## Your task
Below are the records. Gather each line that holds "brand".

## The input

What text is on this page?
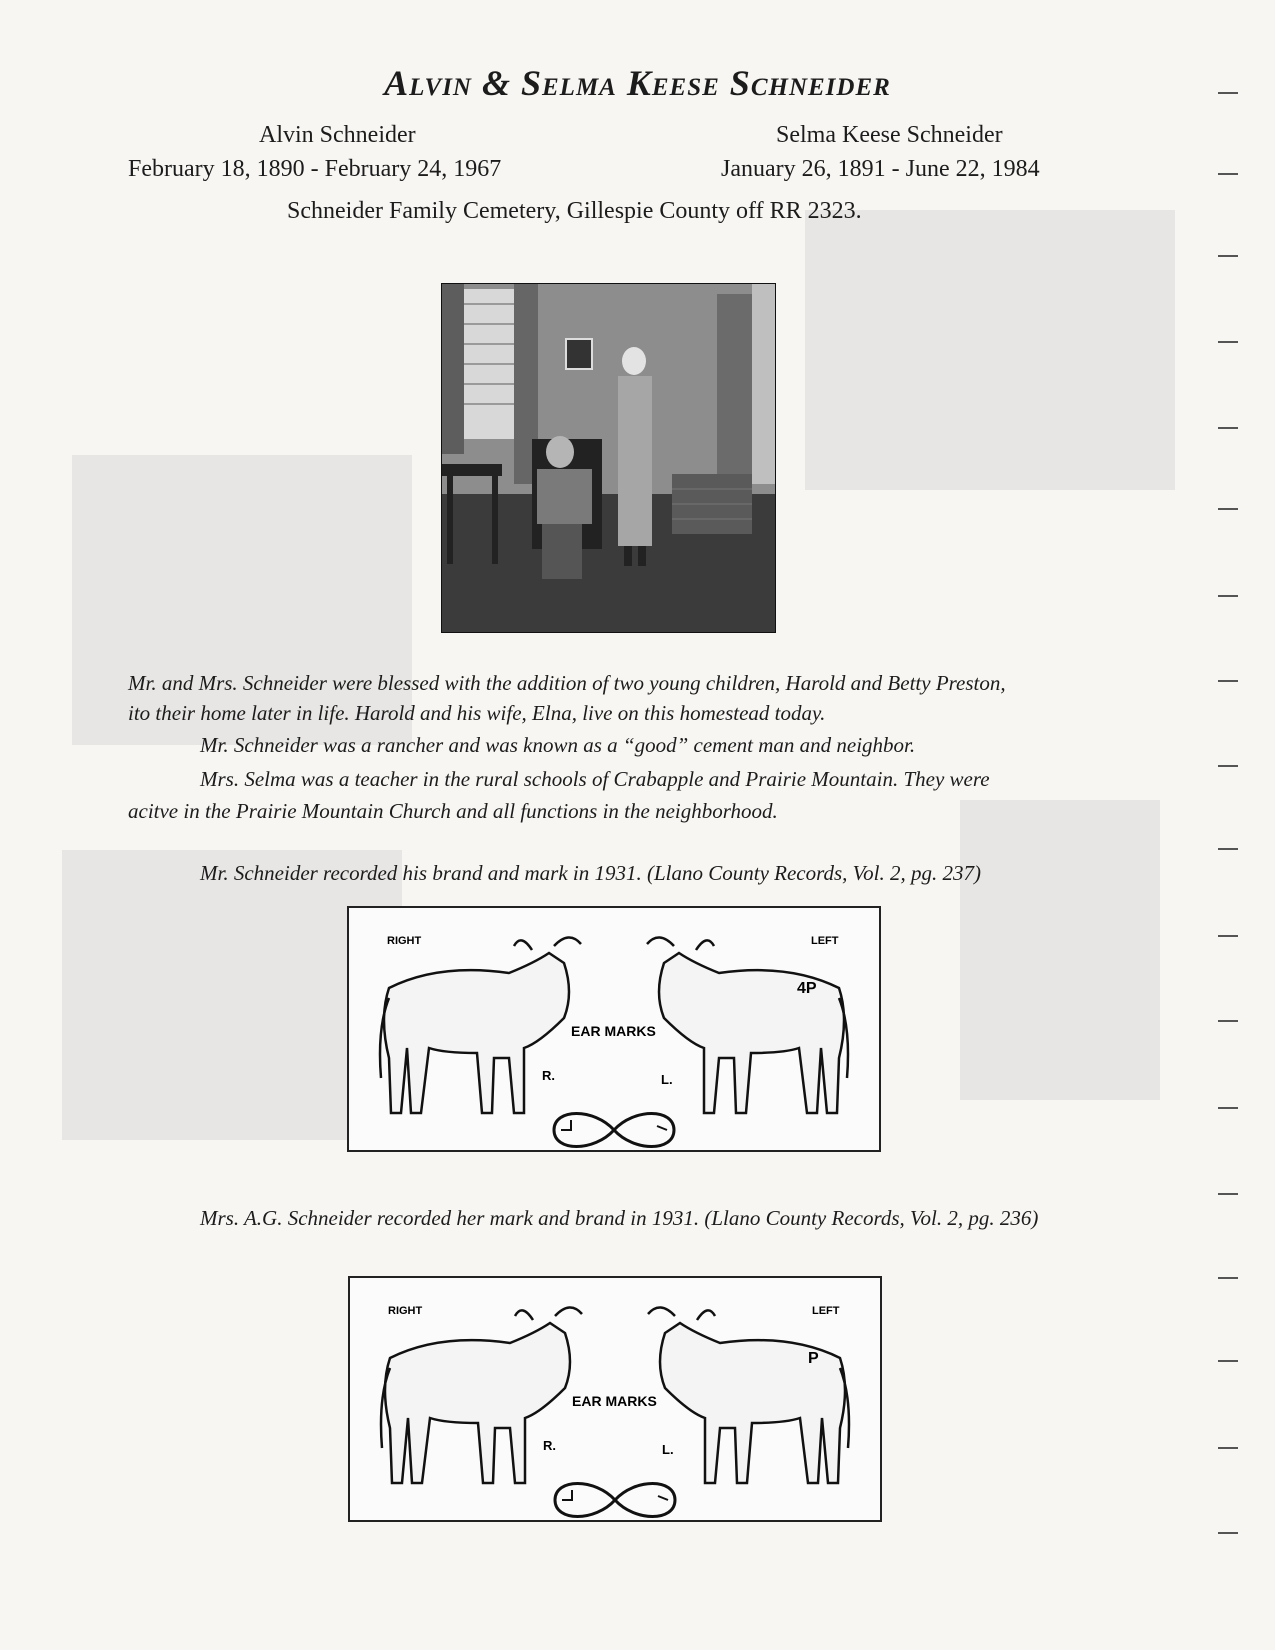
Alvin & Selma Keese Schneider
Alvin Schneider
February 18, 1890 - February 24, 1967
Selma Keese Schneider
January 26, 1891 - June 22, 1984
Schneider Family Cemetery, Gillespie County off RR 2323.
Mr. and Mrs. Schneider were blessed with the addition of two young children, Harold and Betty Preston,
ito their home later in life. Harold and his wife, Elna, live on this homestead today.
Mr. Schneider was a rancher and was known as a “good” cement man and neighbor.
Mrs. Selma was a teacher in the rural schools of Crabapple and Prairie Mountain. They were
acitve in the Prairie Mountain Church and all functions in the neighborhood.
Mr. Schneider recorded his brand and mark in 1931. (Llano County Records, Vol. 2, pg. 237)
RIGHT	LEFT
4P
EAR MARKS
R.	L.
Mrs. A.G. Schneider recorded her mark and brand in 1931. (Llano County Records, Vol. 2, pg. 236)
RIGHT	LEFT
P
EAR MARKS
R.	L.
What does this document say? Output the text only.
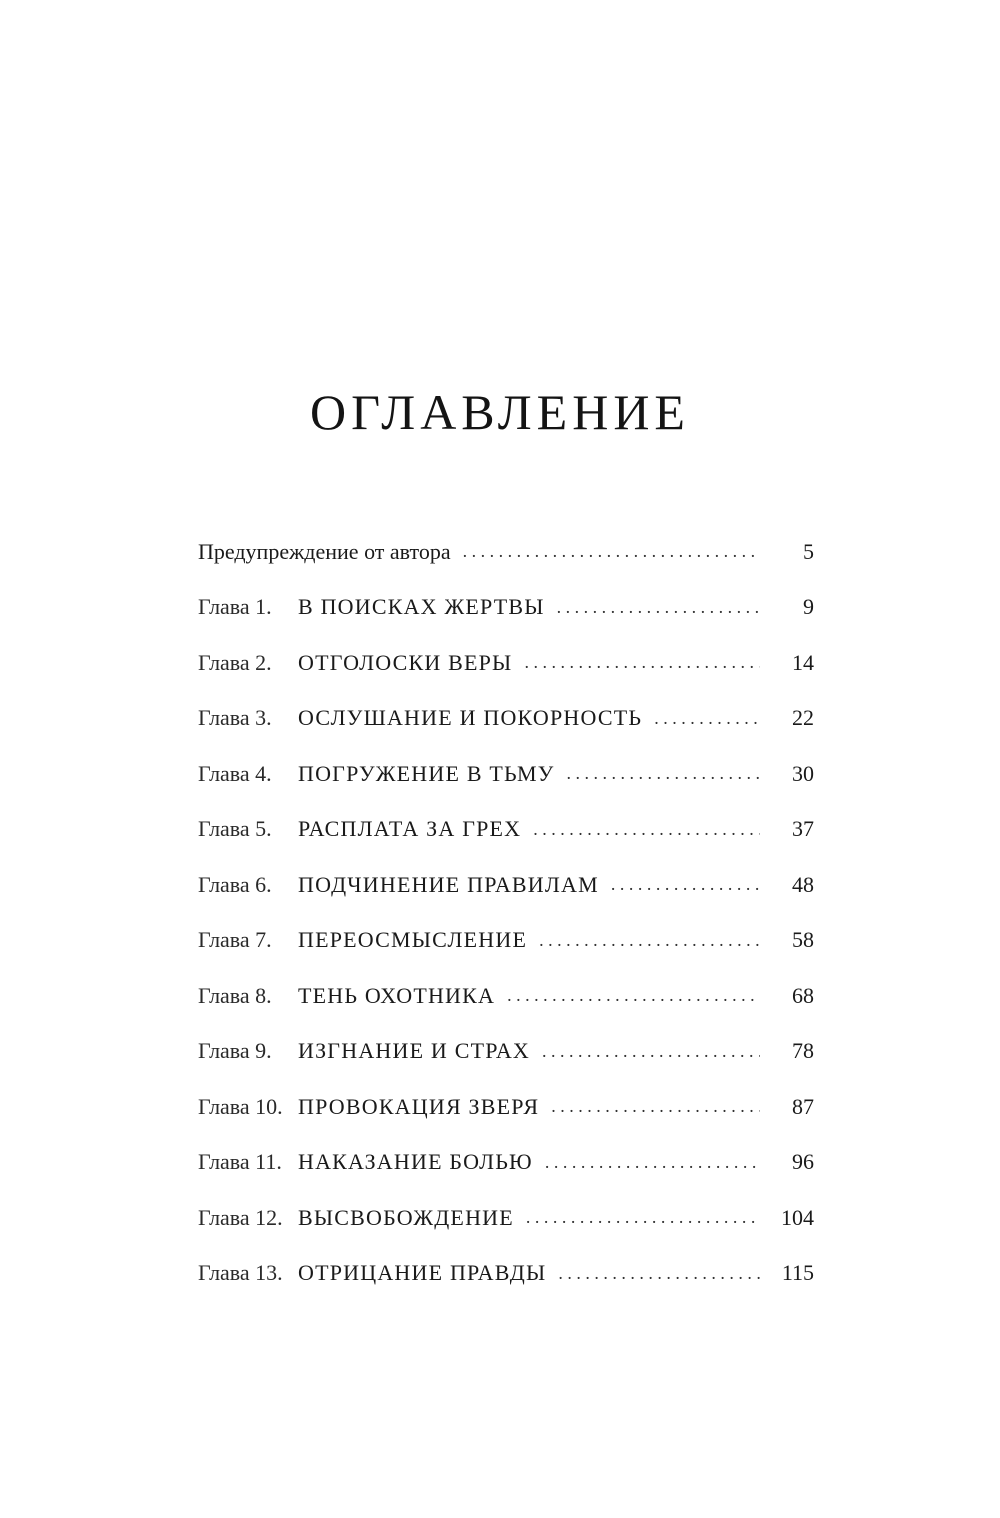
ОГЛАВЛЕНИЕ
Предупреждение от автора . . .	5
Глава 1.	В ПОИСКАХ ЖЕРТВЫ . . .	9
Глава 2.	ОТГОЛОСКИ ВЕРЫ . . .	14
Глава 3.	ОСЛУШАНИЕ И ПОКОРНОСТЬ . . .	22
Глава 4.	ПОГРУЖЕНИЕ В ТЬМУ . . .	30
Глава 5.	РАСПЛАТА ЗА ГРЕХ . . .	37
Глава 6.	ПОДЧИНЕНИЕ ПРАВИЛАМ . . .	48
Глава 7.	ПЕРЕОСМЫСЛЕНИЕ . . .	58
Глава 8.	ТЕНЬ ОХОТНИКА . . .	68
Глава 9.	ИЗГНАНИЕ И СТРАХ . . .	78
Глава 10. ПРОВОКАЦИЯ ЗВЕРЯ . . .	87
Глава 11. НАКАЗАНИЕ БОЛЬЮ . . .	96
Глава 12. ВЫСВОБОЖДЕНИЕ . . .	104
Глава 13. ОТРИЦАНИЕ ПРАВДЫ . . .	115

## Written response
Mr. Schneider recorded his brand and mark in 1931. (Llano County Records, Vol. 2, pg. 237)
Mrs. A.G. Schneider recorded her mark and brand in 1931. (Llano County Records, Vol. 2, pg. 236)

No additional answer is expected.